Recorded data

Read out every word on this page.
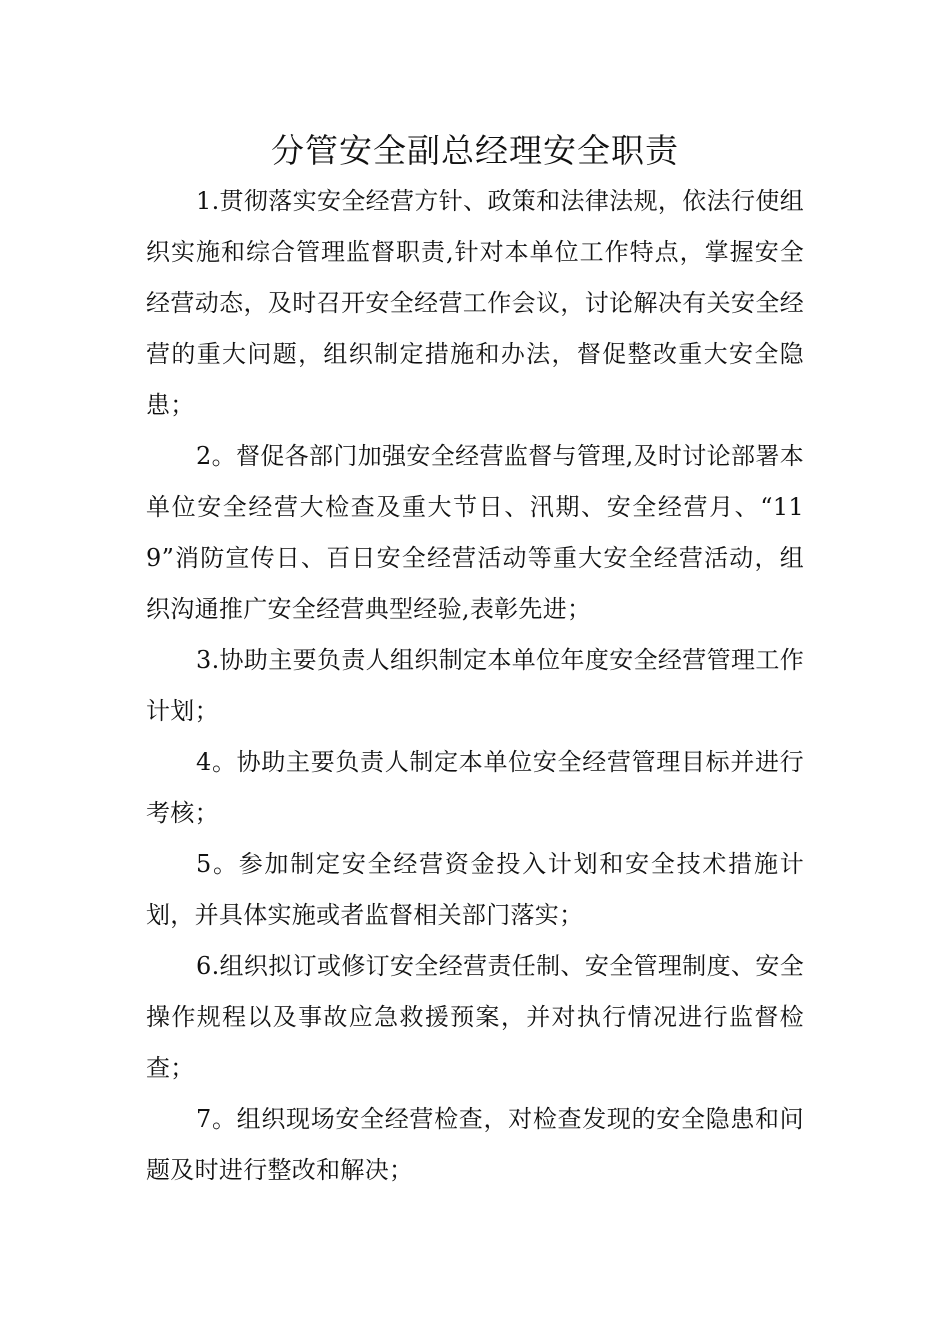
分管安全副总经理安全职责

1.贯彻落实安全经营方针、政策和法律法规，依法行使组织实施和综合管理监督职责,针对本单位工作特点，掌握安全经营动态，及时召开安全经营工作会议，讨论解决有关安全经营的重大问题，组织制定措施和办法，督促整改重大安全隐患；

2。督促各部门加强安全经营监督与管理,及时讨论部署本单位安全经营大检查及重大节日、汛期、安全经营月、“119”消防宣传日、百日安全经营活动等重大安全经营活动，组织沟通推广安全经营典型经验,表彰先进；

3.协助主要负责人组织制定本单位年度安全经营管理工作计划；

4。协助主要负责人制定本单位安全经营管理目标并进行考核；

5。参加制定安全经营资金投入计划和安全技术措施计划，并具体实施或者监督相关部门落实；

6.组织拟订或修订安全经营责任制、安全管理制度、安全操作规程以及事故应急救援预案，并对执行情况进行监督检查；

7。组织现场安全经营检查，对检查发现的安全隐患和问题及时进行整改和解决；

WHAT THE EXERCISE ASKS: Reproduce the listing above exactly, excluding all pictures.

EXERCISE SOLUTION:
Read out every word on this page.
分管安全副总经理安全职责

1.贯彻落实安全经营方针、政策和法律法规，依法行使组织实施和综合管理监督职责,针对本单位工作特点，掌握安全经营动态，及时召开安全经营工作会议，讨论解决有关安全经营的重大问题，组织制定措施和办法，督促整改重大安全隐患；

2。督促各部门加强安全经营监督与管理,及时讨论部署本单位安全经营大检查及重大节日、汛期、安全经营月、“119”消防宣传日、百日安全经营活动等重大安全经营活动，组织沟通推广安全经营典型经验,表彰先进；

3.协助主要负责人组织制定本单位年度安全经营管理工作计划；

4。协助主要负责人制定本单位安全经营管理目标并进行考核；

5。参加制定安全经营资金投入计划和安全技术措施计划，并具体实施或者监督相关部门落实；

6.组织拟订或修订安全经营责任制、安全管理制度、安全操作规程以及事故应急救援预案，并对执行情况进行监督检查；

7。组织现场安全经营检查，对检查发现的安全隐患和问题及时进行整改和解决；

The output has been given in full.